> **EXERCISE GOAL**: Sort through the data and copy the lines holding the word "JSON".

>> Begin

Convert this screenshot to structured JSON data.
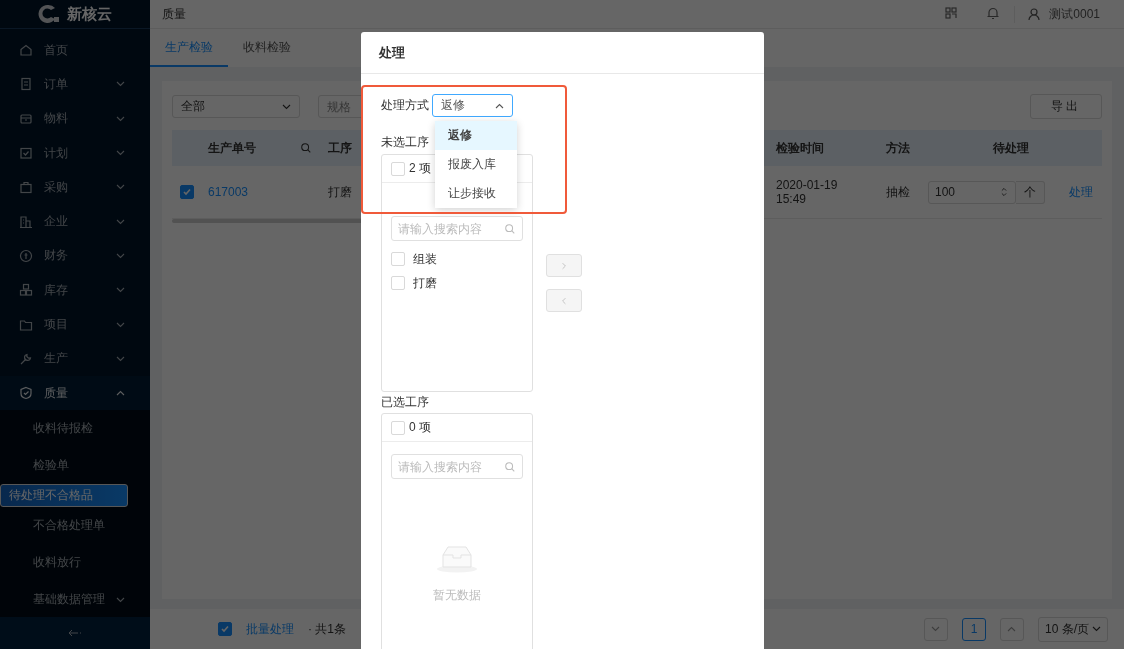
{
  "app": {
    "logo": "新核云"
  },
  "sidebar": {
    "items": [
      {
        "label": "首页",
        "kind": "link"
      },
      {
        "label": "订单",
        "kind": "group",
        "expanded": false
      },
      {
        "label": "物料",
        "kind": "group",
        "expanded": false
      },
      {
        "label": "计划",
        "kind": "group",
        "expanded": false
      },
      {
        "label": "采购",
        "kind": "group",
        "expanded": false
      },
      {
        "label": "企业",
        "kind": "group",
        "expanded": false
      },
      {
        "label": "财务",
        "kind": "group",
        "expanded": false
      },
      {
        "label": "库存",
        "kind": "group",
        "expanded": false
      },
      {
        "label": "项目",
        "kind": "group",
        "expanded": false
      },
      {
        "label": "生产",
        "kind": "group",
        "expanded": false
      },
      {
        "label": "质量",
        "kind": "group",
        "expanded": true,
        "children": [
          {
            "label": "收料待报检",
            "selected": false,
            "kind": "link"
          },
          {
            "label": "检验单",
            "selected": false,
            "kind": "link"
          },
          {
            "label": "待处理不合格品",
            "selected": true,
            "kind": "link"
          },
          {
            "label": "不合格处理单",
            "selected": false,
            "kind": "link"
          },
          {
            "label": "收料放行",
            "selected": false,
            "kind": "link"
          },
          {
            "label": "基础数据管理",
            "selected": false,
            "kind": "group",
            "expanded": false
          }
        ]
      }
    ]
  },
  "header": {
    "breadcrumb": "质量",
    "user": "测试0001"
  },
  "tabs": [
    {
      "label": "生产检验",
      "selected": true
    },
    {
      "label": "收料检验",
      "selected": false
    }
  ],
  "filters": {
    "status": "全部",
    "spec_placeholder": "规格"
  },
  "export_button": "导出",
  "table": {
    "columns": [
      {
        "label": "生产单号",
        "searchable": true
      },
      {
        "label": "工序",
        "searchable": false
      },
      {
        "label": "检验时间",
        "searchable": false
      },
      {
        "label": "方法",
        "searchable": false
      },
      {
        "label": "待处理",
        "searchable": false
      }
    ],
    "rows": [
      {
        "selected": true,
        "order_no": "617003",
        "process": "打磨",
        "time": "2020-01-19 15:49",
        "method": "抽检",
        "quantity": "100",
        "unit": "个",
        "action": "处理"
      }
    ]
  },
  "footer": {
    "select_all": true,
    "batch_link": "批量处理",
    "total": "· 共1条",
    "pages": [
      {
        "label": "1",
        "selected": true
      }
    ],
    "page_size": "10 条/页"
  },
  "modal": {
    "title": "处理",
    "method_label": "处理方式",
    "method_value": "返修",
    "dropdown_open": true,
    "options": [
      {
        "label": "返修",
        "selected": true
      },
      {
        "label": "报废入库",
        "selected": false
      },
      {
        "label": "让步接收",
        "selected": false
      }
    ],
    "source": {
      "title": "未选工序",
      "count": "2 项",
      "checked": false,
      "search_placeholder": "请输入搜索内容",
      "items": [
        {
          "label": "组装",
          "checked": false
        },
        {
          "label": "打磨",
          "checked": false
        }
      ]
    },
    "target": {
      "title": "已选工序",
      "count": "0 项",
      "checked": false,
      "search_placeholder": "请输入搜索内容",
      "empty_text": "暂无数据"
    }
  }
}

>> End
>> Begin

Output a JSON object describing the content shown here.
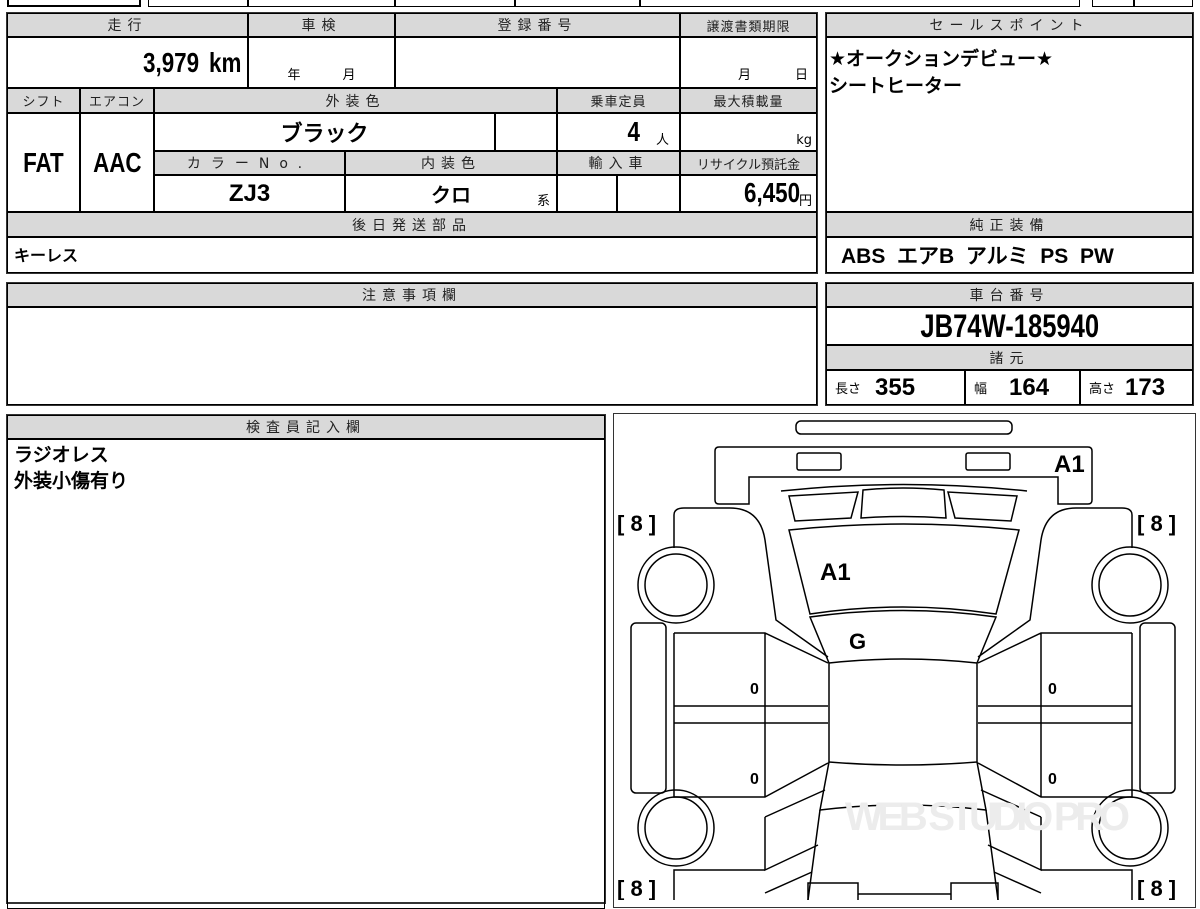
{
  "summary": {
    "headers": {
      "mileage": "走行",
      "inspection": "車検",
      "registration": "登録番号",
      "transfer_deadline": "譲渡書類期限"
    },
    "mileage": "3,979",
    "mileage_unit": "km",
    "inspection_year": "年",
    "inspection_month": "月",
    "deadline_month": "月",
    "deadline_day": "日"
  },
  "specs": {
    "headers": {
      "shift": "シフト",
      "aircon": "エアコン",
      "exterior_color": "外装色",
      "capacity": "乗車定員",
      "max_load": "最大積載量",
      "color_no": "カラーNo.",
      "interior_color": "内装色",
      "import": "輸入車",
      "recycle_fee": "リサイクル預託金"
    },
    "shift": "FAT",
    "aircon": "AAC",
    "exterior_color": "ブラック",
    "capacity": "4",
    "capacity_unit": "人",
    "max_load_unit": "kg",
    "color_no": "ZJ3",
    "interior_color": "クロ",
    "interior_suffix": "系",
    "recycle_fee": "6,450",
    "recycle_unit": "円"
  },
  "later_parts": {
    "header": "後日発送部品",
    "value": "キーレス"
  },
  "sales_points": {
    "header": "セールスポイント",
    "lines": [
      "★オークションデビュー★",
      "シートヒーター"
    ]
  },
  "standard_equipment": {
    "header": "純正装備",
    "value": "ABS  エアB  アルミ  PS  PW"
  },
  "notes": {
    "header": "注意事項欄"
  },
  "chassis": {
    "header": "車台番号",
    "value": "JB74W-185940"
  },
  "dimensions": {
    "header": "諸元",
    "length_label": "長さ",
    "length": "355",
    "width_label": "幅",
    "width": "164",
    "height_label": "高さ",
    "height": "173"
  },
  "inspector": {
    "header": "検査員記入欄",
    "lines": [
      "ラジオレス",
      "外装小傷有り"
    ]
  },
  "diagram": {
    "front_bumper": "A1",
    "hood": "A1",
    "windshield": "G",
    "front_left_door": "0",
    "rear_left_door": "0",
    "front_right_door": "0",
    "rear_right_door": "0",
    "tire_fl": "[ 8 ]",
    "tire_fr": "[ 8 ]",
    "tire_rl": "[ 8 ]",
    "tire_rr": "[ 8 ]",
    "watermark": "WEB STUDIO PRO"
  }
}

>> End

> **EXERCISE SOLUTION**:
Convert this screenshot to structured JSON data.
Output a JSON object describing the content shown here.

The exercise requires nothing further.